• **Input**

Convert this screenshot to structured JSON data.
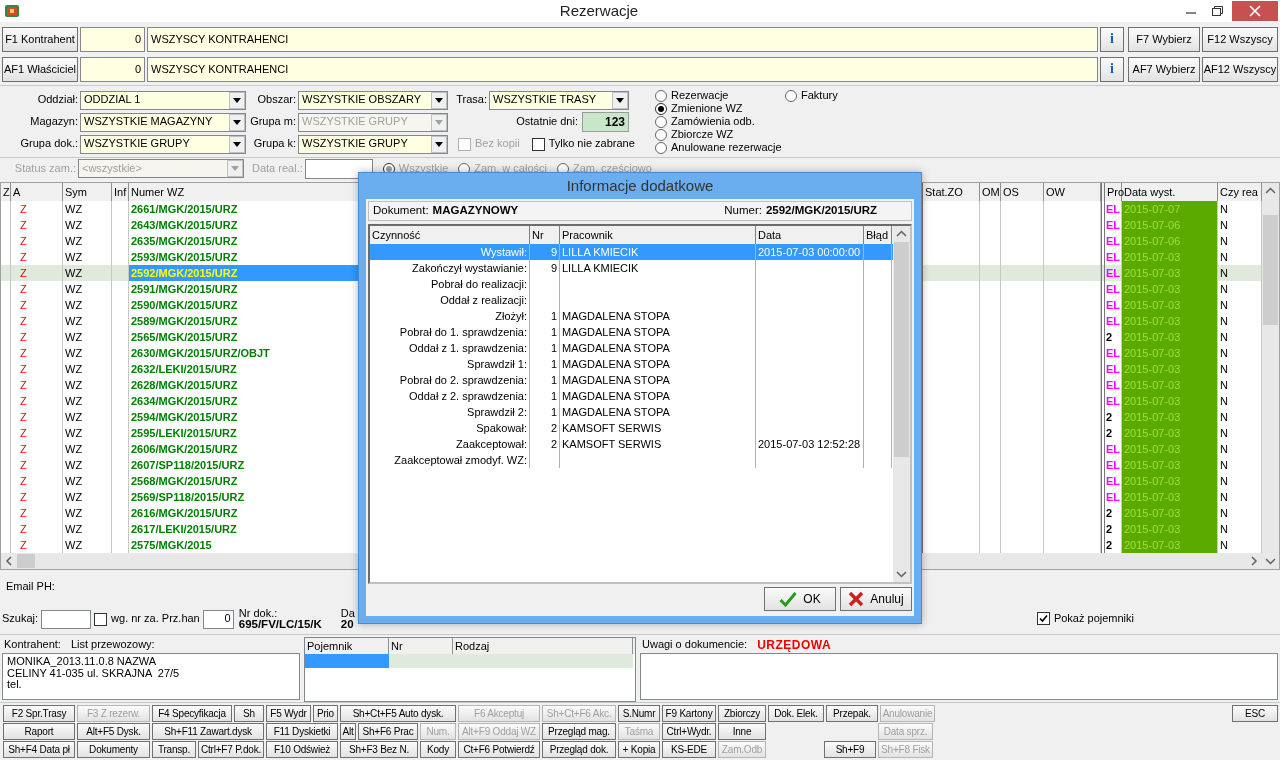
{
  "window": {
    "title": "Rezerwacje"
  },
  "pick_rows": [
    {
      "button": "F1 Kontrahent",
      "code": "0",
      "name": "WSZYSCY KONTRAHENCI",
      "info": "i",
      "buttons": [
        "F7 Wybierz",
        "F12 Wszyscy"
      ]
    },
    {
      "button": "AF1 Właściciel",
      "code": "0",
      "name": "WSZYSCY KONTRAHENCI",
      "info": "i",
      "buttons": [
        "AF7 Wybierz",
        "AF12 Wszyscy"
      ]
    }
  ],
  "filters": {
    "combos": [
      {
        "label": "Oddział:",
        "value": "ODDZIAL 1",
        "disabled": false
      },
      {
        "label": "Obszar:",
        "value": "WSZYSTKIE OBSZARY",
        "disabled": false
      },
      {
        "label": "Trasa:",
        "value": "WSZYSTKIE TRASY",
        "disabled": false
      },
      {
        "label": "Magazyn:",
        "value": "WSZYSTKIE MAGAZYNY",
        "disabled": false
      },
      {
        "label": "Grupa m:",
        "value": "WSZYSTKIE GRUPY",
        "disabled": true
      },
      {
        "label": "Grupa dok.:",
        "value": "WSZYSTKIE GRUPY",
        "disabled": false
      },
      {
        "label": "Grupa k:",
        "value": "WSZYSTKIE GRUPY",
        "disabled": false
      }
    ],
    "days": {
      "label": "Ostatnie dni:",
      "value": "123"
    },
    "checkboxes": [
      {
        "label": "Bez kopii",
        "checked": false,
        "disabled": true
      },
      {
        "label": "Tylko nie zabrane",
        "checked": false,
        "disabled": false
      }
    ],
    "radios": [
      {
        "label": "Rezerwacje",
        "selected": false
      },
      {
        "label": "Zmienione WZ",
        "selected": true
      },
      {
        "label": "Zamówienia odb.",
        "selected": false
      },
      {
        "label": "Zbiorcze WZ",
        "selected": false
      },
      {
        "label": "Anulowane rezerwacje",
        "selected": false
      },
      {
        "label": "Faktury",
        "selected": false
      }
    ]
  },
  "status": {
    "label": "Status zam.:",
    "value": "<wszystkie>",
    "disabled": true,
    "date_label": "Data real.:",
    "radios": [
      {
        "label": "Wszystkie",
        "selected": true
      },
      {
        "label": "Zam. w całości",
        "selected": false
      },
      {
        "label": "Zam. częściowo",
        "selected": false
      }
    ]
  },
  "grid": {
    "columns_left": [
      "Z",
      "A",
      "Sym",
      "Inf",
      "Numer WZ"
    ],
    "columns_right": [
      "Stat.ZO",
      "OM",
      "OS",
      "OW",
      "Pro",
      "Data wyst.",
      "Czy rea"
    ],
    "rows": [
      {
        "a": "Z",
        "sym": "WZ",
        "number": "2661/MGK/2015/URZ",
        "pro": {
          "text": "EL",
          "color": "#ff00ff"
        },
        "date": "2015-07-07",
        "czy": "N",
        "selected": false
      },
      {
        "a": "Z",
        "sym": "WZ",
        "number": "2643/MGK/2015/URZ",
        "pro": {
          "text": "EL",
          "color": "#ff00ff"
        },
        "date": "2015-07-06",
        "czy": "N",
        "selected": false
      },
      {
        "a": "Z",
        "sym": "WZ",
        "number": "2635/MGK/2015/URZ",
        "pro": {
          "text": "EL",
          "color": "#ff00ff"
        },
        "date": "2015-07-06",
        "czy": "N",
        "selected": false
      },
      {
        "a": "Z",
        "sym": "WZ",
        "number": "2593/MGK/2015/URZ",
        "pro": {
          "text": "EL",
          "color": "#ff00ff"
        },
        "date": "2015-07-03",
        "czy": "N",
        "selected": false
      },
      {
        "a": "Z",
        "sym": "WZ",
        "number": "2592/MGK/2015/URZ",
        "pro": {
          "text": "EL",
          "color": "#ff00ff"
        },
        "date": "2015-07-03",
        "czy": "N",
        "selected": true
      },
      {
        "a": "Z",
        "sym": "WZ",
        "number": "2591/MGK/2015/URZ",
        "pro": {
          "text": "EL",
          "color": "#ff00ff"
        },
        "date": "2015-07-03",
        "czy": "N",
        "selected": false
      },
      {
        "a": "Z",
        "sym": "WZ",
        "number": "2590/MGK/2015/URZ",
        "pro": {
          "text": "EL",
          "color": "#ff00ff"
        },
        "date": "2015-07-03",
        "czy": "N",
        "selected": false
      },
      {
        "a": "Z",
        "sym": "WZ",
        "number": "2589/MGK/2015/URZ",
        "pro": {
          "text": "EL",
          "color": "#ff00ff"
        },
        "date": "2015-07-03",
        "czy": "N",
        "selected": false
      },
      {
        "a": "Z",
        "sym": "WZ",
        "number": "2565/MGK/2015/URZ",
        "pro": {
          "text": "2",
          "color": "#000000"
        },
        "date": "2015-07-03",
        "czy": "N",
        "selected": false
      },
      {
        "a": "Z",
        "sym": "WZ",
        "number": "2630/MGK/2015/URZ/OBJT",
        "pro": {
          "text": "EL",
          "color": "#ff00ff"
        },
        "date": "2015-07-03",
        "czy": "N",
        "selected": false
      },
      {
        "a": "Z",
        "sym": "WZ",
        "number": "2632/LEKI/2015/URZ",
        "pro": {
          "text": "EL",
          "color": "#ff00ff"
        },
        "date": "2015-07-03",
        "czy": "N",
        "selected": false
      },
      {
        "a": "Z",
        "sym": "WZ",
        "number": "2628/MGK/2015/URZ",
        "pro": {
          "text": "EL",
          "color": "#ff00ff"
        },
        "date": "2015-07-03",
        "czy": "N",
        "selected": false
      },
      {
        "a": "Z",
        "sym": "WZ",
        "number": "2634/MGK/2015/URZ",
        "pro": {
          "text": "EL",
          "color": "#ff00ff"
        },
        "date": "2015-07-03",
        "czy": "N",
        "selected": false
      },
      {
        "a": "Z",
        "sym": "WZ",
        "number": "2594/MGK/2015/URZ",
        "pro": {
          "text": "2",
          "color": "#000000"
        },
        "date": "2015-07-03",
        "czy": "N",
        "selected": false
      },
      {
        "a": "Z",
        "sym": "WZ",
        "number": "2595/LEKI/2015/URZ",
        "pro": {
          "text": "2",
          "color": "#000000"
        },
        "date": "2015-07-03",
        "czy": "N",
        "selected": false
      },
      {
        "a": "Z",
        "sym": "WZ",
        "number": "2606/MGK/2015/URZ",
        "pro": {
          "text": "EL",
          "color": "#ff00ff"
        },
        "date": "2015-07-03",
        "czy": "N",
        "selected": false
      },
      {
        "a": "Z",
        "sym": "WZ",
        "number": "2607/SP118/2015/URZ",
        "pro": {
          "text": "EL",
          "color": "#ff00ff"
        },
        "date": "2015-07-03",
        "czy": "N",
        "selected": false
      },
      {
        "a": "Z",
        "sym": "WZ",
        "number": "2568/MGK/2015/URZ",
        "pro": {
          "text": "EL",
          "color": "#ff00ff"
        },
        "date": "2015-07-03",
        "czy": "N",
        "selected": false
      },
      {
        "a": "Z",
        "sym": "WZ",
        "number": "2569/SP118/2015/URZ",
        "pro": {
          "text": "EL",
          "color": "#ff00ff"
        },
        "date": "2015-07-03",
        "czy": "N",
        "selected": false
      },
      {
        "a": "Z",
        "sym": "WZ",
        "number": "2616/MGK/2015/URZ",
        "pro": {
          "text": "2",
          "color": "#000000"
        },
        "date": "2015-07-03",
        "czy": "N",
        "selected": false
      },
      {
        "a": "Z",
        "sym": "WZ",
        "number": "2617/LEKI/2015/URZ",
        "pro": {
          "text": "2",
          "color": "#000000"
        },
        "date": "2015-07-03",
        "czy": "N",
        "selected": false
      },
      {
        "a": "Z",
        "sym": "WZ",
        "number": "2575/MGK/2015",
        "pro": {
          "text": "2",
          "color": "#000000"
        },
        "date": "2015-07-03",
        "czy": "N",
        "selected": false
      }
    ]
  },
  "email_label": "Email PH:",
  "search": {
    "label": "Szukaj:",
    "checkbox": {
      "label": "wg. nr za. Prz.han",
      "checked": false
    },
    "counter": "0",
    "doc_label": "Nr dok.:",
    "doc_value": "695/FV/LC/15/K",
    "date_label": "Da",
    "date_value": "20",
    "show_containers": {
      "label": "Pokaż pojemniki",
      "checked": true
    }
  },
  "contractor": {
    "label": "Kontrahent:",
    "waybill_label": "List przewozowy:",
    "lines": [
      "MONIKA_2013.11.0.8 NAZWA",
      "CELINY 41-035 ul. SKRAJNA  27/5",
      "tel."
    ]
  },
  "containers": {
    "columns": [
      "Pojemnik",
      "Nr",
      "Rodzaj"
    ]
  },
  "notes": {
    "label": "Uwagi o dokumencie:",
    "value": "URZĘDOWA"
  },
  "button_rows": [
    [
      {
        "label": "F2 Spr.Trasy",
        "disabled": false
      },
      {
        "label": "F3 Z rezerw.",
        "disabled": true
      },
      {
        "label": "F4 Specyfikacja",
        "disabled": false
      },
      {
        "label": "Sh",
        "disabled": false
      },
      {
        "label": "F5 Wydr",
        "disabled": false
      },
      {
        "label": "Prio",
        "disabled": false
      },
      {
        "label": "Sh+Ct+F5 Auto dysk.",
        "disabled": false
      },
      {
        "label": "F6 Akceptuj",
        "disabled": true
      },
      {
        "label": "Sh+Ct+F6 Akc.",
        "disabled": true
      },
      {
        "label": "S.Numr",
        "disabled": false
      },
      {
        "label": "F9 Kartony",
        "disabled": false
      },
      {
        "label": "Zbiorczy",
        "disabled": false
      },
      {
        "label": "Dok. Elek.",
        "disabled": false
      },
      {
        "label": "Przepak.",
        "disabled": false
      },
      {
        "label": "Anulowanie",
        "disabled": true
      },
      {
        "label": "ESC",
        "disabled": false
      }
    ],
    [
      {
        "label": "Raport",
        "disabled": false
      },
      {
        "label": "Alt+F5 Dysk.",
        "disabled": false
      },
      {
        "label": "Sh+F11 Zawart.dysk",
        "disabled": false
      },
      {
        "label": "F11 Dyskietki",
        "disabled": false
      },
      {
        "label": "Alt",
        "disabled": false
      },
      {
        "label": "Sh+F6 Prac",
        "disabled": false
      },
      {
        "label": "Num.",
        "disabled": true
      },
      {
        "label": "Alt+F9 Oddaj WZ",
        "disabled": true
      },
      {
        "label": "Przegląd mag.",
        "disabled": false
      },
      {
        "label": "Taśma",
        "disabled": true
      },
      {
        "label": "Ctrl+Wydr.",
        "disabled": false
      },
      {
        "label": "Inne",
        "disabled": false
      },
      {
        "label": "Data sprz.",
        "disabled": true
      }
    ],
    [
      {
        "label": "Sh+F4 Data pł",
        "disabled": false
      },
      {
        "label": "Dokumenty",
        "disabled": false
      },
      {
        "label": "Transp.",
        "disabled": false
      },
      {
        "label": "Ctrl+F7 P.dok.",
        "disabled": false
      },
      {
        "label": "F10 Odśwież",
        "disabled": false
      },
      {
        "label": "Sh+F3 Bez N.",
        "disabled": false
      },
      {
        "label": "Kody",
        "disabled": false
      },
      {
        "label": "Ct+F6 Potwierdź",
        "disabled": false
      },
      {
        "label": "Przegląd dok.",
        "disabled": false
      },
      {
        "label": "+ Kopia",
        "disabled": false
      },
      {
        "label": "KS-EDE",
        "disabled": false
      },
      {
        "label": "Zam.Odb",
        "disabled": true
      },
      {
        "label": "Sh+F9",
        "disabled": false
      },
      {
        "label": "Sh+F8 Fisk",
        "disabled": true
      }
    ]
  ],
  "dialog": {
    "title": "Informacje dodatkowe",
    "document_label": "Dokument:",
    "document": "MAGAZYNOWY",
    "number_label": "Numer:",
    "number": "2592/MGK/2015/URZ",
    "columns": [
      "Czynność",
      "Nr",
      "Pracownik",
      "Data",
      "Błąd"
    ],
    "rows": [
      {
        "activity": "Wystawił:",
        "nr": "9",
        "worker": "LILLA KMIECIK",
        "date": "2015-07-03 00:00:00",
        "selected": true
      },
      {
        "activity": "Zakończył wystawianie:",
        "nr": "9",
        "worker": "LILLA KMIECIK",
        "date": "",
        "selected": false
      },
      {
        "activity": "Pobrał do realizacji:",
        "nr": "",
        "worker": "",
        "date": "",
        "selected": false
      },
      {
        "activity": "Oddał z realizacji:",
        "nr": "",
        "worker": "",
        "date": "",
        "selected": false
      },
      {
        "activity": "Złożył:",
        "nr": "1",
        "worker": "MAGDALENA STOPA",
        "date": "",
        "selected": false
      },
      {
        "activity": "Pobrał do 1. sprawdzenia:",
        "nr": "1",
        "worker": "MAGDALENA STOPA",
        "date": "",
        "selected": false
      },
      {
        "activity": "Oddał z 1. sprawdzenia:",
        "nr": "1",
        "worker": "MAGDALENA STOPA",
        "date": "",
        "selected": false
      },
      {
        "activity": "Sprawdził 1:",
        "nr": "1",
        "worker": "MAGDALENA STOPA",
        "date": "",
        "selected": false
      },
      {
        "activity": "Pobrał do 2. sprawdzenia:",
        "nr": "1",
        "worker": "MAGDALENA STOPA",
        "date": "",
        "selected": false
      },
      {
        "activity": "Oddał z 2. sprawdzenia:",
        "nr": "1",
        "worker": "MAGDALENA STOPA",
        "date": "",
        "selected": false
      },
      {
        "activity": "Sprawdził 2:",
        "nr": "1",
        "worker": "MAGDALENA STOPA",
        "date": "",
        "selected": false
      },
      {
        "activity": "Spakował:",
        "nr": "2",
        "worker": "KAMSOFT SERWIS",
        "date": "",
        "selected": false
      },
      {
        "activity": "Zaakceptował:",
        "nr": "2",
        "worker": "KAMSOFT SERWIS",
        "date": "2015-07-03 12:52:28",
        "selected": false
      },
      {
        "activity": "Zaakceptował zmodyf. WZ:",
        "nr": "",
        "worker": "",
        "date": "",
        "selected": false
      }
    ],
    "buttons": [
      {
        "label": "OK",
        "kind": "ok"
      },
      {
        "label": "Anuluj",
        "kind": "cancel"
      }
    ]
  }
}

• **Exercise**
Identify each line in the entries with the word "Przegląd" and copy it.

• **Worked solution**
        "label": "Przegląd mag.",
        "label": "Przegląd dok.",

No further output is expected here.